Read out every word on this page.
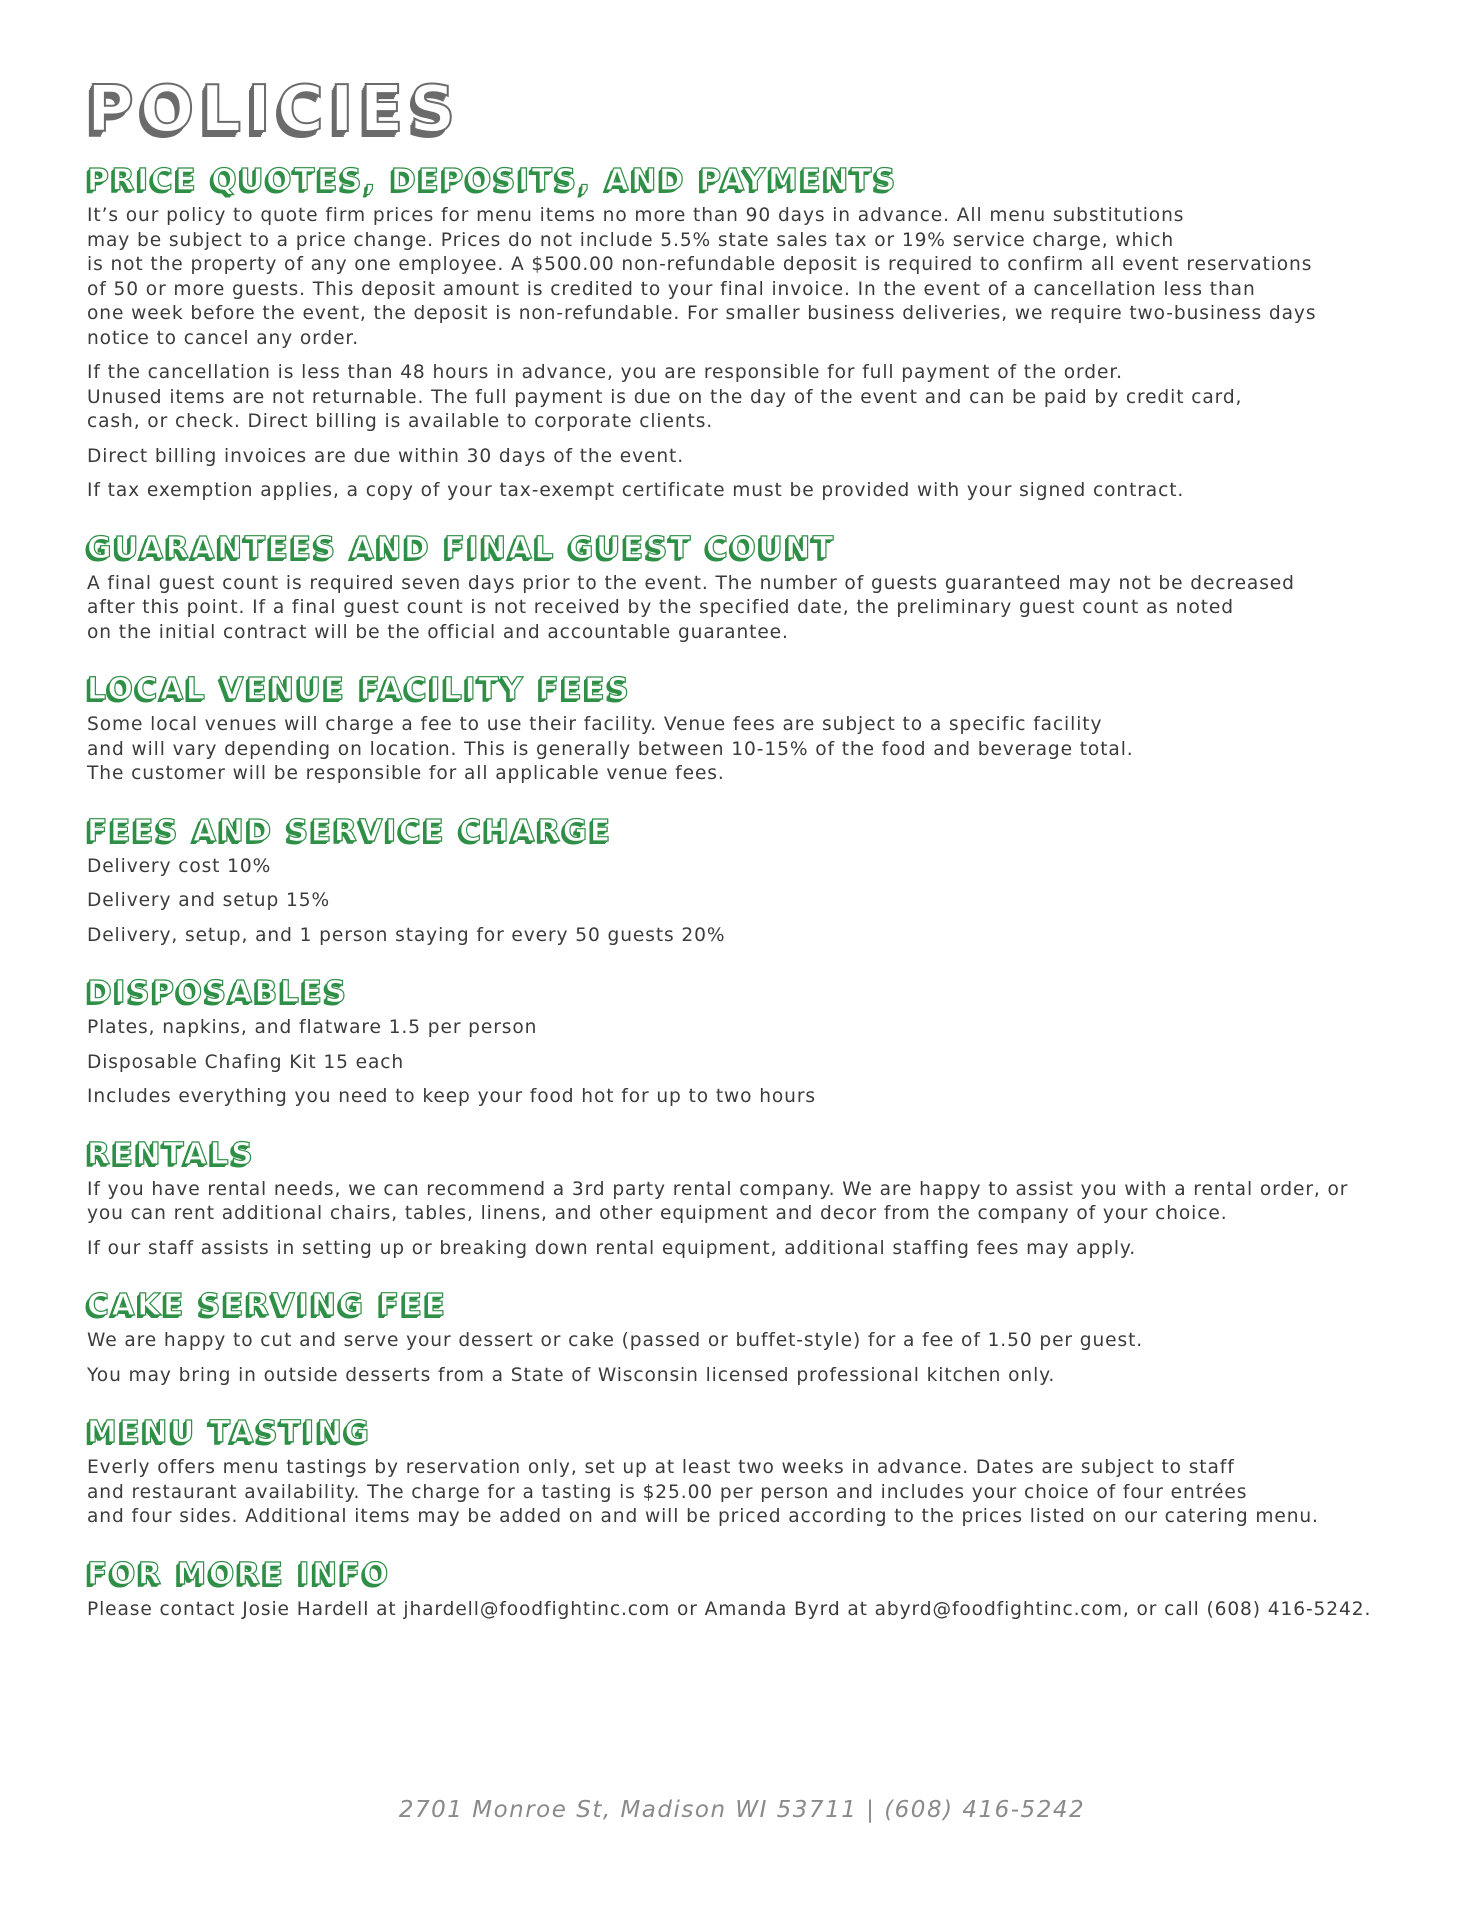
POLICIES
PRICE QUOTES, DEPOSITS, AND PAYMENTS

It’s our policy to quote firm prices for menu items no more than 90 days in advance. All menu substitutions
may be subject to a price change. Prices do not include 5.5% state sales tax or 19% service charge, which
is not the property of any one employee. A $500.00 non-refundable deposit is required to confirm all event reservations
of 50 or more guests. This deposit amount is credited to your final invoice. In the event of a cancellation less than
one week before the event, the deposit is non-refundable. For smaller business deliveries, we require two-business days
notice to cancel any order.

If the cancellation is less than 48 hours in advance, you are responsible for full payment of the order.
Unused items are not returnable. The full payment is due on the day of the event and can be paid by credit card,
cash, or check. Direct billing is available to corporate clients.

Direct billing invoices are due within 30 days of the event.

If tax exemption applies, a copy of your tax-exempt certificate must be provided with your signed contract.

GUARANTEES AND FINAL GUEST COUNT

A final guest count is required seven days prior to the event. The number of guests guaranteed may not be decreased
after this point. If a final guest count is not received by the specified date, the preliminary guest count as noted
on the initial contract will be the official and accountable guarantee.

LOCAL VENUE FACILITY FEES

Some local venues will charge a fee to use their facility. Venue fees are subject to a specific facility
and will vary depending on location. This is generally between 10-15% of the food and beverage total.
The customer will be responsible for all applicable venue fees.

FEES AND SERVICE CHARGE

Delivery cost 10%

Delivery and setup 15%

Delivery, setup, and 1 person staying for every 50 guests 20%

DISPOSABLES

Plates, napkins, and flatware 1.5 per person

Disposable Chafing Kit 15 each

Includes everything you need to keep your food hot for up to two hours

RENTALS

If you have rental needs, we can recommend a 3rd party rental company. We are happy to assist you with a rental order, or
you can rent additional chairs, tables, linens, and other equipment and decor from the company of your choice.

If our staff assists in setting up or breaking down rental equipment, additional staffing fees may apply.

CAKE SERVING FEE

We are happy to cut and serve your dessert or cake (passed or buffet-style) for a fee of 1.50 per guest.

You may bring in outside desserts from a State of Wisconsin licensed professional kitchen only.

MENU TASTING

Everly offers menu tastings by reservation only, set up at least two weeks in advance. Dates are subject to staff
and restaurant availability. The charge for a tasting is $25.00 per person and includes your choice of four entrées
and four sides. Additional items may be added on and will be priced according to the prices listed on our catering menu.

FOR MORE INFO

Please contact Josie Hardell at jhardell@foodfightinc.com or Amanda Byrd at abyrd@foodfightinc.com, or call (608) 416-5242.

2701 Monroe St, Madison WI 53711 | (608) 416-5242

• • • • • • •

EXERCISE AIM
Repeat the records word for word. Any picture in them should be left out.

SOLUTION BELOW
Read out every word on this page.
POLICIES
PRICE QUOTES, DEPOSITS, AND PAYMENTS

It’s our policy to quote firm prices for menu items no more than 90 days in advance. All menu substitutions
may be subject to a price change. Prices do not include 5.5% state sales tax or 19% service charge, which
is not the property of any one employee. A $500.00 non-refundable deposit is required to confirm all event reservations
of 50 or more guests. This deposit amount is credited to your final invoice. In the event of a cancellation less than
one week before the event, the deposit is non-refundable. For smaller business deliveries, we require two-business days
notice to cancel any order.

If the cancellation is less than 48 hours in advance, you are responsible for full payment of the order.
Unused items are not returnable. The full payment is due on the day of the event and can be paid by credit card,
cash, or check. Direct billing is available to corporate clients.

Direct billing invoices are due within 30 days of the event.

If tax exemption applies, a copy of your tax-exempt certificate must be provided with your signed contract.

GUARANTEES AND FINAL GUEST COUNT

A final guest count is required seven days prior to the event. The number of guests guaranteed may not be decreased
after this point. If a final guest count is not received by the specified date, the preliminary guest count as noted
on the initial contract will be the official and accountable guarantee.

LOCAL VENUE FACILITY FEES

Some local venues will charge a fee to use their facility. Venue fees are subject to a specific facility
and will vary depending on location. This is generally between 10-15% of the food and beverage total.
The customer will be responsible for all applicable venue fees.

FEES AND SERVICE CHARGE

Delivery cost 10%

Delivery and setup 15%

Delivery, setup, and 1 person staying for every 50 guests 20%

DISPOSABLES

Plates, napkins, and flatware 1.5 per person

Disposable Chafing Kit 15 each

Includes everything you need to keep your food hot for up to two hours

RENTALS

If you have rental needs, we can recommend a 3rd party rental company. We are happy to assist you with a rental order, or
you can rent additional chairs, tables, linens, and other equipment and decor from the company of your choice.

If our staff assists in setting up or breaking down rental equipment, additional staffing fees may apply.

CAKE SERVING FEE

We are happy to cut and serve your dessert or cake (passed or buffet-style) for a fee of 1.50 per guest.

You may bring in outside desserts from a State of Wisconsin licensed professional kitchen only.

MENU TASTING

Everly offers menu tastings by reservation only, set up at least two weeks in advance. Dates are subject to staff
and restaurant availability. The charge for a tasting is $25.00 per person and includes your choice of four entrées
and four sides. Additional items may be added on and will be priced according to the prices listed on our catering menu.

FOR MORE INFO

Please contact Josie Hardell at jhardell@foodfightinc.com or Amanda Byrd at abyrd@foodfightinc.com, or call (608) 416-5242.

2701 Monroe St, Madison WI 53711 | (608) 416-5242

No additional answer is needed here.